Exercise task
Identify the lines that include the word "тебе", then copy all of them.

Excerpted records
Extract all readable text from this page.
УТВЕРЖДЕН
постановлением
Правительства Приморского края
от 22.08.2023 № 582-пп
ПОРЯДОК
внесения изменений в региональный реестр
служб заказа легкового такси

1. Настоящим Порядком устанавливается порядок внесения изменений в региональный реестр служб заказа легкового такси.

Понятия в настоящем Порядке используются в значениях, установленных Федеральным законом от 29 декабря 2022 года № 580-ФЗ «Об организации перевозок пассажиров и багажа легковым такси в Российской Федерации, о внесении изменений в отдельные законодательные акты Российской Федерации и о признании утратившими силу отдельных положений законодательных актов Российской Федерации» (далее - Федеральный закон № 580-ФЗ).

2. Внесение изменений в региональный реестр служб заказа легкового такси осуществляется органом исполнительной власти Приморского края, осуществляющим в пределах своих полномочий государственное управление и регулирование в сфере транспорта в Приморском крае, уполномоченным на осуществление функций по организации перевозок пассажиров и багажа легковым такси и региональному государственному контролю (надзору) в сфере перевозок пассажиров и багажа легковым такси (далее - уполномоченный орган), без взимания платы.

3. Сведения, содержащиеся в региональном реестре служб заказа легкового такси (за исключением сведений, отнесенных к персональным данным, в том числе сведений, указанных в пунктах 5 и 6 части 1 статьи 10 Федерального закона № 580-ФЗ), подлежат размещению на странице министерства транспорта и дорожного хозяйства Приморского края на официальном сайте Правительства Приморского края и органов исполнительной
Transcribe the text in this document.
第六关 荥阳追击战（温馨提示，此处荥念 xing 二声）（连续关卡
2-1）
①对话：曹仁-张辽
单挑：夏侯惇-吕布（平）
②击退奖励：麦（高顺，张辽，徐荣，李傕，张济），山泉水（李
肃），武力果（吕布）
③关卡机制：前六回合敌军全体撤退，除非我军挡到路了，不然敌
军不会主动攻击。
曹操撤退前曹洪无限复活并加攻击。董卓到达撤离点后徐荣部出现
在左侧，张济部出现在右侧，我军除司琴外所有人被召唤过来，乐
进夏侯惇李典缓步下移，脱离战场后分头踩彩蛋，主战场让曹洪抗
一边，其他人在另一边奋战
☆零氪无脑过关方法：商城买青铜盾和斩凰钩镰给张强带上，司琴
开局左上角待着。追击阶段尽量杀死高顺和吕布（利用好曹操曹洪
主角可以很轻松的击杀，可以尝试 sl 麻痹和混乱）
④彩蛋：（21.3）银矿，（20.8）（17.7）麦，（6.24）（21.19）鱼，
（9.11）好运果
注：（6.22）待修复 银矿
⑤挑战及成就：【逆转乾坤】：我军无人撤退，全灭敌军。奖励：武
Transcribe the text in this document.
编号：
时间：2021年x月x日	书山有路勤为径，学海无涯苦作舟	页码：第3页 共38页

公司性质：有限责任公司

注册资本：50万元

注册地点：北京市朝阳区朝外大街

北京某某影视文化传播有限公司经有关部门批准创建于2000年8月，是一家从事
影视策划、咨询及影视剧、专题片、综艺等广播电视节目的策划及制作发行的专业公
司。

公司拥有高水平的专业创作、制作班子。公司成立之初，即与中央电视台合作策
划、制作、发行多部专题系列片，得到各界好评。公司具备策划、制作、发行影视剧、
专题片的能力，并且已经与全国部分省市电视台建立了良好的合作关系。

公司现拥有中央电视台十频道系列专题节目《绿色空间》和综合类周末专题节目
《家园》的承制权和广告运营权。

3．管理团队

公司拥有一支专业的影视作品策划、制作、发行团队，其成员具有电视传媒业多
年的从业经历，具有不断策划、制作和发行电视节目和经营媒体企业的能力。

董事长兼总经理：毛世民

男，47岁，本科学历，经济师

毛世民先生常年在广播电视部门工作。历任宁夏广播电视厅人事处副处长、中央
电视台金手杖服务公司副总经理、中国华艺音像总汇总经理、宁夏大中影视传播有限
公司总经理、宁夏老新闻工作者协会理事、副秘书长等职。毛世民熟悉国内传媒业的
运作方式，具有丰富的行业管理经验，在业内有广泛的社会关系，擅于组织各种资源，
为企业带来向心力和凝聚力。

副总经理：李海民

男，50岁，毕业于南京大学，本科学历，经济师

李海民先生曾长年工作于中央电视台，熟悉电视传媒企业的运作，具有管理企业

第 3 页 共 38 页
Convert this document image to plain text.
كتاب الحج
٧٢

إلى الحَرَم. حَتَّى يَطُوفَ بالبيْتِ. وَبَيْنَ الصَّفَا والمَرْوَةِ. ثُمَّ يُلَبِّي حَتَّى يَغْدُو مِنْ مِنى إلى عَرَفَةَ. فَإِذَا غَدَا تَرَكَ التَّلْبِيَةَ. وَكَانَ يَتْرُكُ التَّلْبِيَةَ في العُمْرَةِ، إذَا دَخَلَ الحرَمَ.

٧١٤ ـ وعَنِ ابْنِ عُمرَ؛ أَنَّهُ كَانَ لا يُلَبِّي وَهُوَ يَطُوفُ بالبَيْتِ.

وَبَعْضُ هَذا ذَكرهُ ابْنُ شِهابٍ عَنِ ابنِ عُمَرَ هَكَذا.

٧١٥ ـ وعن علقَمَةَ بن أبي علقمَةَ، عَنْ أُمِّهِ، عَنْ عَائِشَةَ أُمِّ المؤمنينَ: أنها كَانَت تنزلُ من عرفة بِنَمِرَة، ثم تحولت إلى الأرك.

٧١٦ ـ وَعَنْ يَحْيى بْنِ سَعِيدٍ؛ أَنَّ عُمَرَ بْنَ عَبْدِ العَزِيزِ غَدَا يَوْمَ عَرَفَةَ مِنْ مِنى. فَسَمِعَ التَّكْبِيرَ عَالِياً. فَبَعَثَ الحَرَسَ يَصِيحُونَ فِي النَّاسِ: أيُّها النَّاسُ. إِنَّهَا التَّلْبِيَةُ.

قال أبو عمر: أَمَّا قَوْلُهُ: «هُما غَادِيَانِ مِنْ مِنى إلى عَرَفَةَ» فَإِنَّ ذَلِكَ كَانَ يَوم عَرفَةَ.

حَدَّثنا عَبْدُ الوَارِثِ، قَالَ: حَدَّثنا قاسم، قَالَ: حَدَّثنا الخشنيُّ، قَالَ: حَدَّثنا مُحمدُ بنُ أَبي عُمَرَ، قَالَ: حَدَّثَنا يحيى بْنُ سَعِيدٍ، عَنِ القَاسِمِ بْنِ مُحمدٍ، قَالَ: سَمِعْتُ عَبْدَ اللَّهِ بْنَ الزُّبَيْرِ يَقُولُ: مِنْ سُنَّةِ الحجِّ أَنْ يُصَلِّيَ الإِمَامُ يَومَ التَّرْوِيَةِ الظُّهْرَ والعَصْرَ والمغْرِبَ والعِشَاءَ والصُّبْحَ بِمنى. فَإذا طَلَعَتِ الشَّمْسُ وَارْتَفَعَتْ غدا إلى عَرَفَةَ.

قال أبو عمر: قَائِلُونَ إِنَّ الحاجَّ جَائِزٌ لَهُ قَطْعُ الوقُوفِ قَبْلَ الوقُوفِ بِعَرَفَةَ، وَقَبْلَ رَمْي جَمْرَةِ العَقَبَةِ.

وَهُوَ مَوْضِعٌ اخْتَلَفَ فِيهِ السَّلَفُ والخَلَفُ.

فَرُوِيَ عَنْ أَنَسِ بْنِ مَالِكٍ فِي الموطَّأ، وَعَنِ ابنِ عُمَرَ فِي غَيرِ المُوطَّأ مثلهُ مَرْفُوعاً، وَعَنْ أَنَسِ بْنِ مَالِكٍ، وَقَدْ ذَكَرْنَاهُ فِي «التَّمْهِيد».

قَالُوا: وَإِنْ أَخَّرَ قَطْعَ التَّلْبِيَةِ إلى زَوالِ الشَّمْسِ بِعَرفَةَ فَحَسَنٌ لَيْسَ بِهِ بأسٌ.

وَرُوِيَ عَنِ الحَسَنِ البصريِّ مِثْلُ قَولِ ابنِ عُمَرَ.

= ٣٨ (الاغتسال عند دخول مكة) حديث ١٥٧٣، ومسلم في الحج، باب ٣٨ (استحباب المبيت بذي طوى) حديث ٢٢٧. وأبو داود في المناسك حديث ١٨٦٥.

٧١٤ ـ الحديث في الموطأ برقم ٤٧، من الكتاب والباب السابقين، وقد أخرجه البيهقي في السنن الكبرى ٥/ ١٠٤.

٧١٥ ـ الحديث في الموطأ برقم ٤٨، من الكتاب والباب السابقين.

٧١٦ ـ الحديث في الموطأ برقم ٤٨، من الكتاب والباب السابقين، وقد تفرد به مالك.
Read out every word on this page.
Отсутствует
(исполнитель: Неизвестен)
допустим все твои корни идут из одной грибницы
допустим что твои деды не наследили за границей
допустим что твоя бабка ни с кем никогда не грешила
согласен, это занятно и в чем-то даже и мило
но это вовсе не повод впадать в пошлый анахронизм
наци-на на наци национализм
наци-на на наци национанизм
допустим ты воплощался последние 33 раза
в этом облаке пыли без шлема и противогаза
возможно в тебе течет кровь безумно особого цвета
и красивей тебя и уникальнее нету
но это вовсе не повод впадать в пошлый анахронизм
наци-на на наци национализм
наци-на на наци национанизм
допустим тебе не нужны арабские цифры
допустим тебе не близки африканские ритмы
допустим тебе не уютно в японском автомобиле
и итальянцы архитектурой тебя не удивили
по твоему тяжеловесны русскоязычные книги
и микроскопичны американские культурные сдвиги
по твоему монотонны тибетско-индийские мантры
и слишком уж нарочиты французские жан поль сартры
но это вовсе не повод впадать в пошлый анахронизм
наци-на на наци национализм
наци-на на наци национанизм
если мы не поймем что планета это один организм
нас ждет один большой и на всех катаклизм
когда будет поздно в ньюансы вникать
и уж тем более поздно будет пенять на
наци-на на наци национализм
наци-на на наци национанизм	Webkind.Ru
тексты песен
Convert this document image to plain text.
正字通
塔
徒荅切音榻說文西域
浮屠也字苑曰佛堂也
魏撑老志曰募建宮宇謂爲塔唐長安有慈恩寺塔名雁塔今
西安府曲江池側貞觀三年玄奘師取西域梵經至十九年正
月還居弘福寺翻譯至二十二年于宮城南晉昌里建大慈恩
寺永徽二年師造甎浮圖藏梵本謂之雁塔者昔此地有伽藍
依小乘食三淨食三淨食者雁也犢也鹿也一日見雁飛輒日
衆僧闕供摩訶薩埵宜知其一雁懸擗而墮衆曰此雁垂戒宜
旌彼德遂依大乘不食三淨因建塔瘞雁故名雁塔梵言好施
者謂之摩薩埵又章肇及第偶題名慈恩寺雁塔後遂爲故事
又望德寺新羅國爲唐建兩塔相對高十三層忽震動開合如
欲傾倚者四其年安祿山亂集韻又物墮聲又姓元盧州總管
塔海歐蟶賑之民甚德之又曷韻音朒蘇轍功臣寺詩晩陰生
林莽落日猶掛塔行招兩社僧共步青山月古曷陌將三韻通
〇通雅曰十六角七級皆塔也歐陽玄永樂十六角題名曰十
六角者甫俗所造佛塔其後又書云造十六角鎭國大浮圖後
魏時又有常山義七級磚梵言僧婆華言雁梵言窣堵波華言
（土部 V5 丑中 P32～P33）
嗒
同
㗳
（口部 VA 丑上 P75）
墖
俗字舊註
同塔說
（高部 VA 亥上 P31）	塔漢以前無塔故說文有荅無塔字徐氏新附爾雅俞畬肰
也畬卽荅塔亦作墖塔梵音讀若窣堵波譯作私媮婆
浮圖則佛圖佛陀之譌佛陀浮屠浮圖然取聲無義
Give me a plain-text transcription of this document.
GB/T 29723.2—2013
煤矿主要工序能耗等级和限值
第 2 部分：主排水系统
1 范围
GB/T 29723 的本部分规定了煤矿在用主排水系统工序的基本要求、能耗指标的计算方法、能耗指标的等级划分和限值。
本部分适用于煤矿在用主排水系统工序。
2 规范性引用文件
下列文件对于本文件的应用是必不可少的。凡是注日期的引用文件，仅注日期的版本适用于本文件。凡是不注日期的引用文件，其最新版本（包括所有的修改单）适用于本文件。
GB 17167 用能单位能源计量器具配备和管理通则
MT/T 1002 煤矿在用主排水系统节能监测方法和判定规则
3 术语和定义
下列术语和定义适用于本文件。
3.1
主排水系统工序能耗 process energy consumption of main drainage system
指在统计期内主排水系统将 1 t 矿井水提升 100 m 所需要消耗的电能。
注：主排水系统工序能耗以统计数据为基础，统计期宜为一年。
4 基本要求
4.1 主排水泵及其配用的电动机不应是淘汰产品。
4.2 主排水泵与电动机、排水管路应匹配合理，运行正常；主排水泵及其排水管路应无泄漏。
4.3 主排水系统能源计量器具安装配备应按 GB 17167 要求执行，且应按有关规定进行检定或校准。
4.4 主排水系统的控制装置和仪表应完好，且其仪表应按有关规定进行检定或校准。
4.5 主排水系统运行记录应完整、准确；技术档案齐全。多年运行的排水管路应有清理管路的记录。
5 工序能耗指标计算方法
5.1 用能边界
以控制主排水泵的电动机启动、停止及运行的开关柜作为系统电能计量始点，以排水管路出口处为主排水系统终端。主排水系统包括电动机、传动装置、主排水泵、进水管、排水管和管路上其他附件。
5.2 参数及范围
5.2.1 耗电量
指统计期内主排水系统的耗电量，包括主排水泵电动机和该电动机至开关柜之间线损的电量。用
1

Task output
возможно в тебе течет кровь безумно особого цвета
допустим тебе не нужны арабские цифры
допустим тебе не близки африканские ритмы
допустим тебе не уютно в японском автомобиле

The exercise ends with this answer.